Problem to solve. Each line below should be retyped exactly, with no pictures.

=-=-=-=-=

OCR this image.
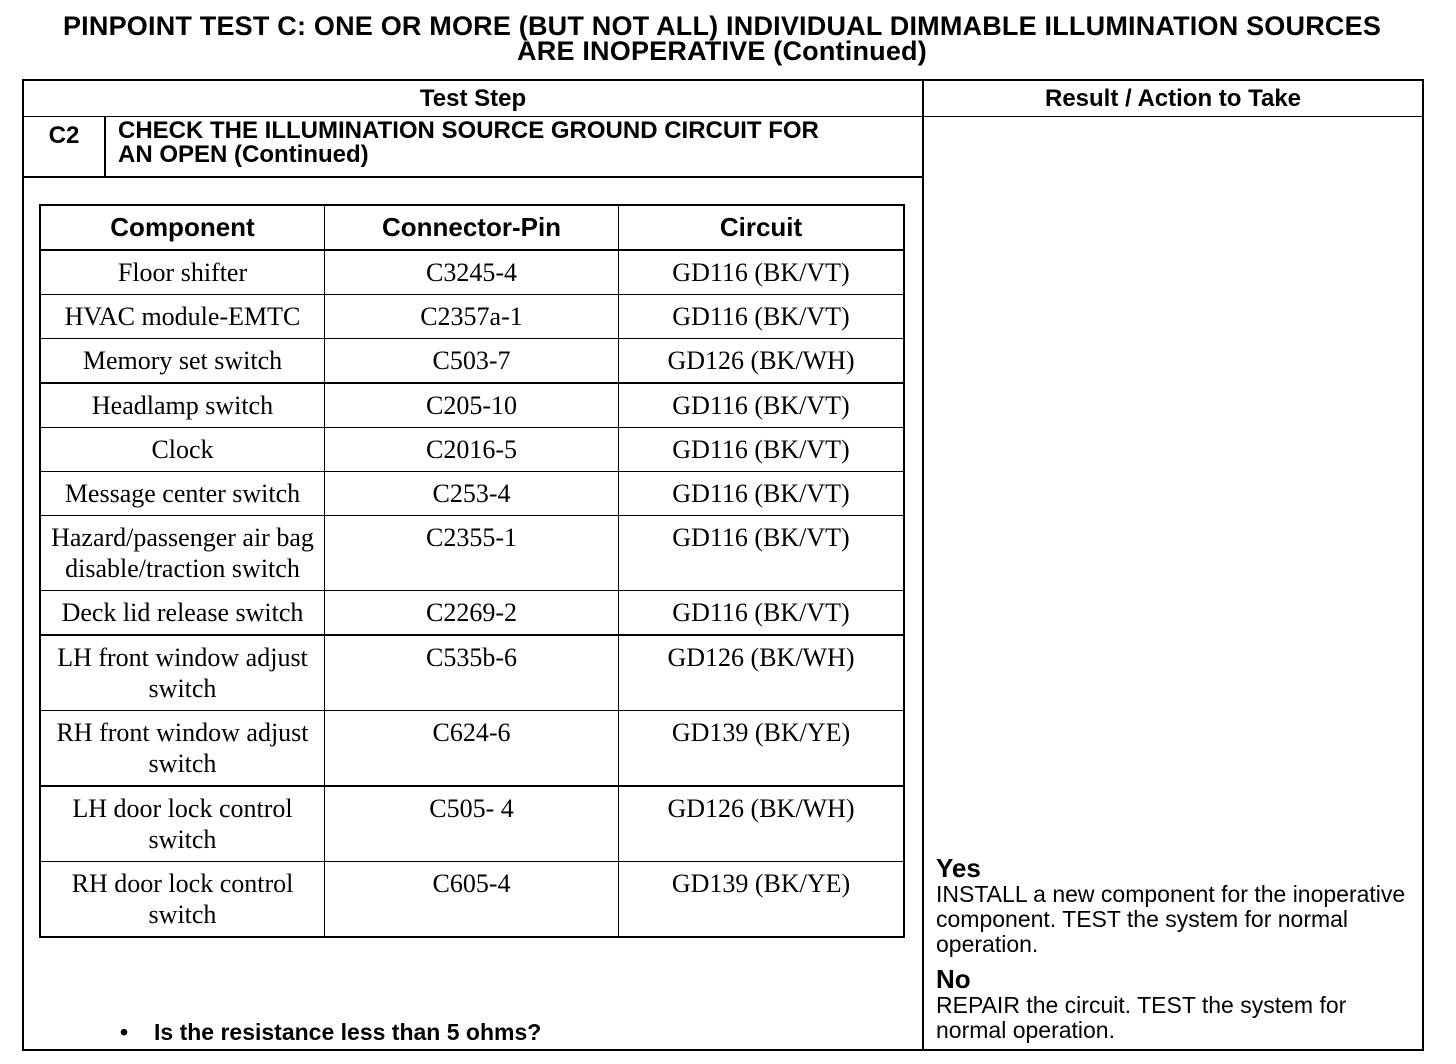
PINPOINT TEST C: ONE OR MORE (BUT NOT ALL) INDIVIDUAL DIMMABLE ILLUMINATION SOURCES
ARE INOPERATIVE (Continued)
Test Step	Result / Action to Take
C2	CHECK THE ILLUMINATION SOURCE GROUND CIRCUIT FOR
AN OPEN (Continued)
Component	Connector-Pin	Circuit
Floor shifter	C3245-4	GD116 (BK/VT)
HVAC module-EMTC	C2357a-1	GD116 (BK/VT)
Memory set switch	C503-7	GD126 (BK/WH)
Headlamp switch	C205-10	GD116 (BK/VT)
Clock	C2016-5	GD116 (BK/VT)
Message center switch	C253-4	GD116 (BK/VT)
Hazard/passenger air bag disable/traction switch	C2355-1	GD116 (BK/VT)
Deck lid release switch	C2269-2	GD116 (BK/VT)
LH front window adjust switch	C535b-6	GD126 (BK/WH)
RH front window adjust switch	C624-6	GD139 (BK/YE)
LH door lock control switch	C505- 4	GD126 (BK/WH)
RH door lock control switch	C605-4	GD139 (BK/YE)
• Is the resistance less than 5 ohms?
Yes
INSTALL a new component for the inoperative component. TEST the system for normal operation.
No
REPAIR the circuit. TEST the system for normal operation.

=-=-=-=-=

Output of the task.
OCR this image.
PINPOINT TEST C: ONE OR MORE (BUT NOT ALL) INDIVIDUAL DIMMABLE ILLUMINATION SOURCES
ARE INOPERATIVE (Continued)
Test Step	Result / Action to Take
C2	CHECK THE ILLUMINATION SOURCE GROUND CIRCUIT FOR
AN OPEN (Continued)
Component	Connector-Pin	Circuit
Floor shifter	C3245-4	GD116 (BK/VT)
HVAC module-EMTC	C2357a-1	GD116 (BK/VT)
Memory set switch	C503-7	GD126 (BK/WH)
Headlamp switch	C205-10	GD116 (BK/VT)
Clock	C2016-5	GD116 (BK/VT)
Message center switch	C253-4	GD116 (BK/VT)
Hazard/passenger air bag disable/traction switch	C2355-1	GD116 (BK/VT)
Deck lid release switch	C2269-2	GD116 (BK/VT)
LH front window adjust switch	C535b-6	GD126 (BK/WH)
RH front window adjust switch	C624-6	GD139 (BK/YE)
LH door lock control switch	C505- 4	GD126 (BK/WH)
RH door lock control switch	C605-4	GD139 (BK/YE)
• Is the resistance less than 5 ohms?
Yes
INSTALL a new component for the inoperative component. TEST the system for normal operation.
No
REPAIR the circuit. TEST the system for normal operation.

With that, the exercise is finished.